JOB
Find the word "Kügelchen" in the material below and gather every line that contains it.

[Dataset items]
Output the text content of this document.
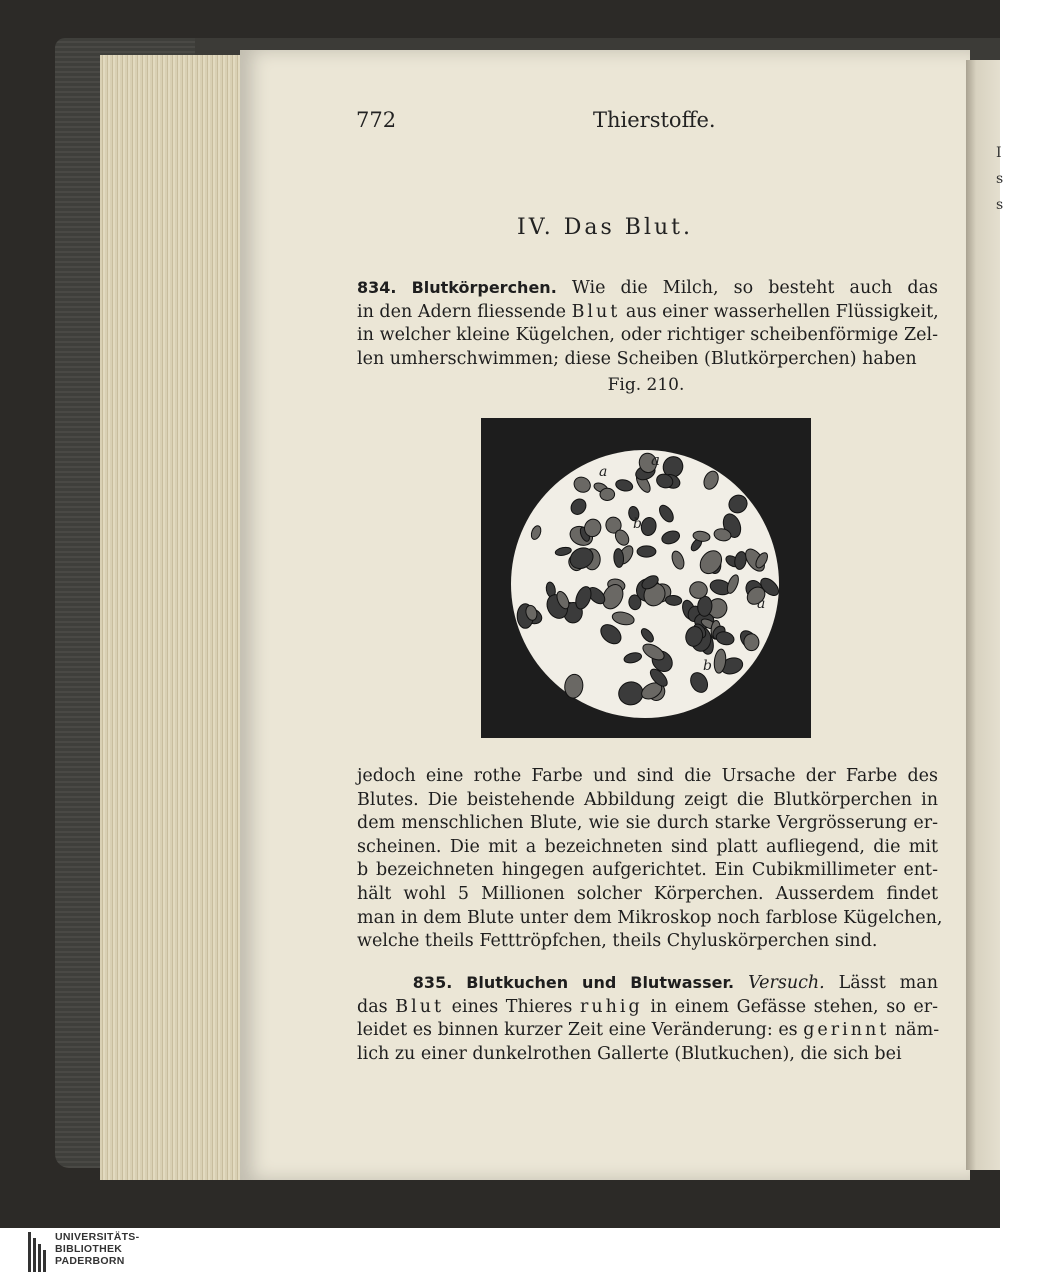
I
s
s
772	Thierstoffe.
IV. Das Blut.
834. Blutkörperchen. Wie die Milch, so besteht auch das
in den Adern fliessende Blut aus einer wasserhellen Flüssigkeit,
in welcher kleine Kügelchen, oder richtiger scheibenförmige Zel-
len umherschwimmen; diese Scheiben (Blutkörperchen) haben
Fig. 210.
a
a
b
a
b
jedoch eine rothe Farbe und sind die Ursache der Farbe des
Blutes. Die beistehende Abbildung zeigt die Blutkörperchen in
dem menschlichen Blute, wie sie durch starke Vergrösserung er-
scheinen. Die mit a bezeichneten sind platt aufliegend, die mit
b bezeichneten hingegen aufgerichtet. Ein Cubikmillimeter ent-
hält wohl 5 Millionen solcher Körperchen. Ausserdem findet
man in dem Blute unter dem Mikroskop noch farblose Kügelchen,
welche theils Fetttröpfchen, theils Chyluskörperchen sind.
835. Blutkuchen und Blutwasser. Versuch. Lässt man
das Blut eines Thieres ruhig in einem Gefässe stehen, so er-
leidet es binnen kurzer Zeit eine Veränderung: es gerinnt näm-
lich zu einer dunkelrothen Gallerte (Blutkuchen), die sich bei
UNIVERSITÄTS-
BIBLIOTHEK
PADERBORN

RIGHT ANSWER
in welcher kleine Kügelchen, oder richtiger scheibenförmige Zel-
man in dem Blute unter dem Mikroskop noch farblose Kügelchen,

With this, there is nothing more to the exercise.